** DIRECTION **
Can you retype only the lines from the one with "OCR this image." through the final line of the material, exactly as given?

** PROVIDED ENTRIES **

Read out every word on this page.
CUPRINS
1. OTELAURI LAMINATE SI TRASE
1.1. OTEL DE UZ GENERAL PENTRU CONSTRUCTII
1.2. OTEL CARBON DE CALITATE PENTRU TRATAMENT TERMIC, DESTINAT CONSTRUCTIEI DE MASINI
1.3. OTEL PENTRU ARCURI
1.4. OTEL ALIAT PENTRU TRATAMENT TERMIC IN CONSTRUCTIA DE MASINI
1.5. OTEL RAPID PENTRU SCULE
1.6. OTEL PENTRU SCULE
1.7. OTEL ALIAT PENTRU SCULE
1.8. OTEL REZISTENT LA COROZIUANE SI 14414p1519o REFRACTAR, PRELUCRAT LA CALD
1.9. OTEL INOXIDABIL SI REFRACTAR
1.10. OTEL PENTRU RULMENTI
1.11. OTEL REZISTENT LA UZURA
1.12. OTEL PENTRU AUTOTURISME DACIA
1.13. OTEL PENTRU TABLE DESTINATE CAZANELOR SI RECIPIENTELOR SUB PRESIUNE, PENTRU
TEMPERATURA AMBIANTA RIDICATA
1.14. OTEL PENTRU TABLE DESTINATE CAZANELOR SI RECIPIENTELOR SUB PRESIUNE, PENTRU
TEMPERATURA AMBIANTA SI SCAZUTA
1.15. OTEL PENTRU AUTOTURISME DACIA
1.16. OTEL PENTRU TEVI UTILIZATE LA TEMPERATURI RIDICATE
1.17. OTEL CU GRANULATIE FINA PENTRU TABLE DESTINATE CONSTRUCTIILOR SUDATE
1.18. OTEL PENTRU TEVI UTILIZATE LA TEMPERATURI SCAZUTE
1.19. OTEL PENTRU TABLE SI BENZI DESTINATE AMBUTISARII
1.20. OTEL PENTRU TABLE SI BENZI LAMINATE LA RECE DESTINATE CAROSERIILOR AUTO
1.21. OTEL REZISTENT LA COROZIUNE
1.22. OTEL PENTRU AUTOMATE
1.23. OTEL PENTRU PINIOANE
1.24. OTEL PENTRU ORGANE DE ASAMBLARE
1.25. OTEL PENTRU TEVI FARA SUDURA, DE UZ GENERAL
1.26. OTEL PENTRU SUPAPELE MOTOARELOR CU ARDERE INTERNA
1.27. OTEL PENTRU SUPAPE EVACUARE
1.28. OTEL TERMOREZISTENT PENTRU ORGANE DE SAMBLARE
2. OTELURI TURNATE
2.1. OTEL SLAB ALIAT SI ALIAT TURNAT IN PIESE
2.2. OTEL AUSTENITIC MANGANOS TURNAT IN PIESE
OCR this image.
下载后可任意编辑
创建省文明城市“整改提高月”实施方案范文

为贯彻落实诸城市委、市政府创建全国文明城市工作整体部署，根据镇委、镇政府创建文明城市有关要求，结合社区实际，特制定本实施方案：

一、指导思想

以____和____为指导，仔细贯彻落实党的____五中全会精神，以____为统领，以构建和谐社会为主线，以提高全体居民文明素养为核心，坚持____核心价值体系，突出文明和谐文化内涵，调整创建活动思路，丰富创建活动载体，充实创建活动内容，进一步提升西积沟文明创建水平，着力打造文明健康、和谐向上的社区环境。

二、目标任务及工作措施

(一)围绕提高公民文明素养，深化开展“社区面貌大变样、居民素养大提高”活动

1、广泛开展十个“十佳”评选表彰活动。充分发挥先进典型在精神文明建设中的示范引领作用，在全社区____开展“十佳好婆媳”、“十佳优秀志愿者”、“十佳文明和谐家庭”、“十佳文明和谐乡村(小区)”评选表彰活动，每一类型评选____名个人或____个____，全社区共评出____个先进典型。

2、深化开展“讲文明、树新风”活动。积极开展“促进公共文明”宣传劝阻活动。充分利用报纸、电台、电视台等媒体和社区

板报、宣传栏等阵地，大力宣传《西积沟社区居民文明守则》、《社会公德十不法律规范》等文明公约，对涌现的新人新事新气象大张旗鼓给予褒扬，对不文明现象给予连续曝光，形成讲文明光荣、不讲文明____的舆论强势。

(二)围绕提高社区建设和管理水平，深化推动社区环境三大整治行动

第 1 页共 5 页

** THE SOLUTION **
OCR this image.
下载后可任意编辑
创建省文明城市“整改提高月”实施方案范文

为贯彻落实诸城市委、市政府创建全国文明城市工作整体部署，根据镇委、镇政府创建文明城市有关要求，结合社区实际，特制定本实施方案：

一、指导思想

以____和____为指导，仔细贯彻落实党的____五中全会精神，以____为统领，以构建和谐社会为主线，以提高全体居民文明素养为核心，坚持____核心价值体系，突出文明和谐文化内涵，调整创建活动思路，丰富创建活动载体，充实创建活动内容，进一步提升西积沟文明创建水平，着力打造文明健康、和谐向上的社区环境。

二、目标任务及工作措施

(一)围绕提高公民文明素养，深化开展“社区面貌大变样、居民素养大提高”活动

1、广泛开展十个“十佳”评选表彰活动。充分发挥先进典型在精神文明建设中的示范引领作用，在全社区____开展“十佳好婆媳”、“十佳优秀志愿者”、“十佳文明和谐家庭”、“十佳文明和谐乡村(小区)”评选表彰活动，每一类型评选____名个人或____个____，全社区共评出____个先进典型。

2、深化开展“讲文明、树新风”活动。积极开展“促进公共文明”宣传劝阻活动。充分利用报纸、电台、电视台等媒体和社区

板报、宣传栏等阵地，大力宣传《西积沟社区居民文明守则》、《社会公德十不法律规范》等文明公约，对涌现的新人新事新气象大张旗鼓给予褒扬，对不文明现象给予连续曝光，形成讲文明光荣、不讲文明____的舆论强势。

(二)围绕提高社区建设和管理水平，深化推动社区环境三大整治行动

第 1 页共 5 页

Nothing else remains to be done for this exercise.